Single out the lines of the material that contain "NEWS" and copy them.
[start EXERCISE INPUT]
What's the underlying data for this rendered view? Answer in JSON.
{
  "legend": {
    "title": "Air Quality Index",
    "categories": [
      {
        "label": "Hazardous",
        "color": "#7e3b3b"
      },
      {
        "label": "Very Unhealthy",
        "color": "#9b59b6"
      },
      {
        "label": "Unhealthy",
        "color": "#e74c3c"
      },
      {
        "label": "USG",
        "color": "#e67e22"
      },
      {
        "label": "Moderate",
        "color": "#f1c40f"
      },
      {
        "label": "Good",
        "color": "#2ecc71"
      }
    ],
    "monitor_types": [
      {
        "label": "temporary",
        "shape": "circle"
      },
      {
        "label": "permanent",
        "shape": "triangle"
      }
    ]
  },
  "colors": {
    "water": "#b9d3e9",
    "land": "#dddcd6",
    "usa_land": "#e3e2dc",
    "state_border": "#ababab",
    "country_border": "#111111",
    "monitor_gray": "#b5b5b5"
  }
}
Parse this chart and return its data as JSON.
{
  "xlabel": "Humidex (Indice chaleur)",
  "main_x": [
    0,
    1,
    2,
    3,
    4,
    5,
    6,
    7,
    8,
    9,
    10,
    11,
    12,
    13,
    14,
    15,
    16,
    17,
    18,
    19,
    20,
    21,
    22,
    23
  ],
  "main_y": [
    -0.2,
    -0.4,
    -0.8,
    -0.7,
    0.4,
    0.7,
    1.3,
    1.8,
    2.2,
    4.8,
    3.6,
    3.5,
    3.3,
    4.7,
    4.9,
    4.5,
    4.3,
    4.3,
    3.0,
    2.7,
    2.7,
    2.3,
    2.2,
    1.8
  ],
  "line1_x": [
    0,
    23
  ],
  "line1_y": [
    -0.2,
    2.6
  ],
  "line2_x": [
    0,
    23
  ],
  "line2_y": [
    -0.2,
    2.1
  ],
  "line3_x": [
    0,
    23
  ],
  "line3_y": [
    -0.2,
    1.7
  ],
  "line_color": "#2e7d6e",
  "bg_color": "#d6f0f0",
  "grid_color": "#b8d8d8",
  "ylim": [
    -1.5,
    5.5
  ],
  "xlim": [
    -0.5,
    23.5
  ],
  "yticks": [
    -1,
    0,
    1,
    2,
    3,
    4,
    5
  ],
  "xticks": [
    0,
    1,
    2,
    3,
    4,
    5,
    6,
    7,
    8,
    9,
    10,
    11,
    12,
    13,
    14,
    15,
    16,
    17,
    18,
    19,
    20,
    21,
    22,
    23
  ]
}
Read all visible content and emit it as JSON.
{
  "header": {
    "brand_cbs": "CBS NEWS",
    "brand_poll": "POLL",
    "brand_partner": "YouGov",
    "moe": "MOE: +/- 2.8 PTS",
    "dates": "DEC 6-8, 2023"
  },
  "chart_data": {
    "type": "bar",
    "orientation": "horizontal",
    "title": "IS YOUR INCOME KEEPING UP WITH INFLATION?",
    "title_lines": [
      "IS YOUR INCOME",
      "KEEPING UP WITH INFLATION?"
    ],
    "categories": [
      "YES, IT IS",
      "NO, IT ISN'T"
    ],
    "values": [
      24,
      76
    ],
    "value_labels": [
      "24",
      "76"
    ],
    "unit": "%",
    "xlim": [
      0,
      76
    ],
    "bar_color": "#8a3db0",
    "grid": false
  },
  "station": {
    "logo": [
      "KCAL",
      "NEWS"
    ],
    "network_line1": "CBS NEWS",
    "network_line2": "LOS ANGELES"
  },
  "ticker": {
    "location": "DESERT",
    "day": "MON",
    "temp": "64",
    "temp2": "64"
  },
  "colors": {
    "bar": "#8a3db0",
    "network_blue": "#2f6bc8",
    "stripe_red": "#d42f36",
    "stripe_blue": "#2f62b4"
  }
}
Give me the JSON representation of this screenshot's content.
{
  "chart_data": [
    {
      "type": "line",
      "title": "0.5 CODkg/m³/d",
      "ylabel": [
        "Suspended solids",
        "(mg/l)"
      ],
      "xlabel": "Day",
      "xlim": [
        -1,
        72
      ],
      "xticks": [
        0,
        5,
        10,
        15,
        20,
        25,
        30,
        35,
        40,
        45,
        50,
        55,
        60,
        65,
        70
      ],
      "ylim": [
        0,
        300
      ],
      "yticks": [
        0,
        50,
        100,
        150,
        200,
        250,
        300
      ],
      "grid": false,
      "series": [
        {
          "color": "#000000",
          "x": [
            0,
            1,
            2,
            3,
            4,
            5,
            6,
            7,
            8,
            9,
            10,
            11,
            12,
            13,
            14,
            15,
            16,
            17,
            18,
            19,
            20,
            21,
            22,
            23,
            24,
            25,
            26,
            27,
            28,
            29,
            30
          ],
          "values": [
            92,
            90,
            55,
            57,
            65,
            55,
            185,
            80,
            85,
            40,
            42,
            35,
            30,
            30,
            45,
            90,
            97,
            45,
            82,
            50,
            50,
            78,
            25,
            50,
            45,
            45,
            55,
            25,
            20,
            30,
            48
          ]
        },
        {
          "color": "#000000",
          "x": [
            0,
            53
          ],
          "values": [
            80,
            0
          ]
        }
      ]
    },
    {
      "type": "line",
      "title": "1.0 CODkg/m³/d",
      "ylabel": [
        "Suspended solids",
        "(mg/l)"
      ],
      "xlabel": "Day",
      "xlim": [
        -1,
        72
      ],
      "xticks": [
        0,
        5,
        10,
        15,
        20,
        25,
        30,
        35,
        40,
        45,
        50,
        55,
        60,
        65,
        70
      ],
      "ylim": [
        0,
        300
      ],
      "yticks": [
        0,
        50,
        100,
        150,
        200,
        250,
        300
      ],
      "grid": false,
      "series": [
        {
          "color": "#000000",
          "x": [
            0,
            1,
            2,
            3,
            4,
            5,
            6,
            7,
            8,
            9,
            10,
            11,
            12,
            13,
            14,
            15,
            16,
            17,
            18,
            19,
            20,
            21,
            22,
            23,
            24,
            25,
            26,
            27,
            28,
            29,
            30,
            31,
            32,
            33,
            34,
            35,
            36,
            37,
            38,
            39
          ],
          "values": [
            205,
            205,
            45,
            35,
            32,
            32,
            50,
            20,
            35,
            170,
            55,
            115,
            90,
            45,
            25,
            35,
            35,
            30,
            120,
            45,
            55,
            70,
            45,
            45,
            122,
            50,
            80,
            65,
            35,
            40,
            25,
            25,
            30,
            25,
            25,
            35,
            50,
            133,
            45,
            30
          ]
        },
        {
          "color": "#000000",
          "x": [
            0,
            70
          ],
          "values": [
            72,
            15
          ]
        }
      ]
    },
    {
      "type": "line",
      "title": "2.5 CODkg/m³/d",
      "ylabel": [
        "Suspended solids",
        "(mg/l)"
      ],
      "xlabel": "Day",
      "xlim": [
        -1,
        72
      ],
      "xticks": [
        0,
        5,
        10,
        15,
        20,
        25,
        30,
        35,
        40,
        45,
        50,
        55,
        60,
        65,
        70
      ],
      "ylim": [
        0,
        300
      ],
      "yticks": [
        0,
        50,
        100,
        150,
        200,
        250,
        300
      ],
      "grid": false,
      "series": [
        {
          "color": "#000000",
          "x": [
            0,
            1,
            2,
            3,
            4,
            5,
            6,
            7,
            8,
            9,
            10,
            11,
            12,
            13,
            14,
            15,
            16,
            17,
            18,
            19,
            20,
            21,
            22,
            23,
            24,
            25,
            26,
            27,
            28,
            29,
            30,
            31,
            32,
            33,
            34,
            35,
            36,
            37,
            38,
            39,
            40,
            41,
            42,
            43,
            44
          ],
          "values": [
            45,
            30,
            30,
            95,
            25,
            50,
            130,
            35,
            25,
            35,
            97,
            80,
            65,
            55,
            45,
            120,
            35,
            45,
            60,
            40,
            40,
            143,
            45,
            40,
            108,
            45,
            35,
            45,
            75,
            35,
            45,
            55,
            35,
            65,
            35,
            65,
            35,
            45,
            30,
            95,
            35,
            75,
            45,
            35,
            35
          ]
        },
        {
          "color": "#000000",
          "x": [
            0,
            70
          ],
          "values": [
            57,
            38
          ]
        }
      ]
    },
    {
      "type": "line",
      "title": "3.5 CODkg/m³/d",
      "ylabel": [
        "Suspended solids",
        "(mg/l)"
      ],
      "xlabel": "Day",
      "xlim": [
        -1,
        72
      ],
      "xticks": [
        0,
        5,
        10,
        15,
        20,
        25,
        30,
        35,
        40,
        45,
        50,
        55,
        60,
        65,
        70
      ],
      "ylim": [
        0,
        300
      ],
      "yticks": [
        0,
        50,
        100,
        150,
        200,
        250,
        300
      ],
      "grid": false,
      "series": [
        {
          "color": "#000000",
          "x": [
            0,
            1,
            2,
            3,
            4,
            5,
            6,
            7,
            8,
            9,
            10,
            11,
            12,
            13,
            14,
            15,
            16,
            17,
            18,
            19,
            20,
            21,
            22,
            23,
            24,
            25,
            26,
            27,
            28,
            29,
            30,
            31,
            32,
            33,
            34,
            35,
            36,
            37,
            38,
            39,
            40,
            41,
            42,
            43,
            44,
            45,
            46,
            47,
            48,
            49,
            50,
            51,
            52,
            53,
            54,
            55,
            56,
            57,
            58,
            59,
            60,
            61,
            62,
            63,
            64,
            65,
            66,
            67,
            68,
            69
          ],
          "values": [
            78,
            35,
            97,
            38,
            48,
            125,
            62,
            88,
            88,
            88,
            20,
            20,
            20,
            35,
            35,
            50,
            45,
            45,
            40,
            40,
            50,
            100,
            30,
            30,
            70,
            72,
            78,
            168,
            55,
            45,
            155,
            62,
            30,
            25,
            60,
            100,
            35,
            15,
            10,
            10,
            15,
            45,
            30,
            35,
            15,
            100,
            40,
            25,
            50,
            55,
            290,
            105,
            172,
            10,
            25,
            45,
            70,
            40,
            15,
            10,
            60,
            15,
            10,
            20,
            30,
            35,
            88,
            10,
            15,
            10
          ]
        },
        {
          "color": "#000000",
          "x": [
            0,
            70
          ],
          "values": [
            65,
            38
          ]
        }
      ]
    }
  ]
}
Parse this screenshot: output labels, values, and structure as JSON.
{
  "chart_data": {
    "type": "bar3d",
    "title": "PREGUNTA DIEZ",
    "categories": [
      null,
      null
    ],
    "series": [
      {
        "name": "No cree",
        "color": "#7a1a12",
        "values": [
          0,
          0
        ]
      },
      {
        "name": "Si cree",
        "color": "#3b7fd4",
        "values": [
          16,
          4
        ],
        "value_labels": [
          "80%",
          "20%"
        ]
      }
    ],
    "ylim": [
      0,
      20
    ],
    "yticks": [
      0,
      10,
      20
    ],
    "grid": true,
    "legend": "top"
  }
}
[end EXERCISE INPUT]
- _ANSWER FOR THE TASK_
    "brand_cbs": "CBS NEWS",
      "NEWS"
    "network_line1": "CBS NEWS",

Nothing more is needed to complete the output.